* **TO DO**:
Reply with only the number of lines that contain the string "United".

* **RECORDED DATA**:
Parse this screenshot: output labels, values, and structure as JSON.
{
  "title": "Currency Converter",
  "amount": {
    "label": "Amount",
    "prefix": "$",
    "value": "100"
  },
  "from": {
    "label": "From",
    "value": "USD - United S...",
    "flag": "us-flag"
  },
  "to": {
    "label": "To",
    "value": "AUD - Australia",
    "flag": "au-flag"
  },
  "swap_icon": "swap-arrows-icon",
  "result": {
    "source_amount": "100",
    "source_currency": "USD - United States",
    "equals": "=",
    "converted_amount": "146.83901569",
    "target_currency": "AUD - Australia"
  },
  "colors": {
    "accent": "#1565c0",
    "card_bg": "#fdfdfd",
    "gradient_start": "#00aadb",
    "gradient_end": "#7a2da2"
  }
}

* **SOLUTION FOR THIS EXERCISE**:
2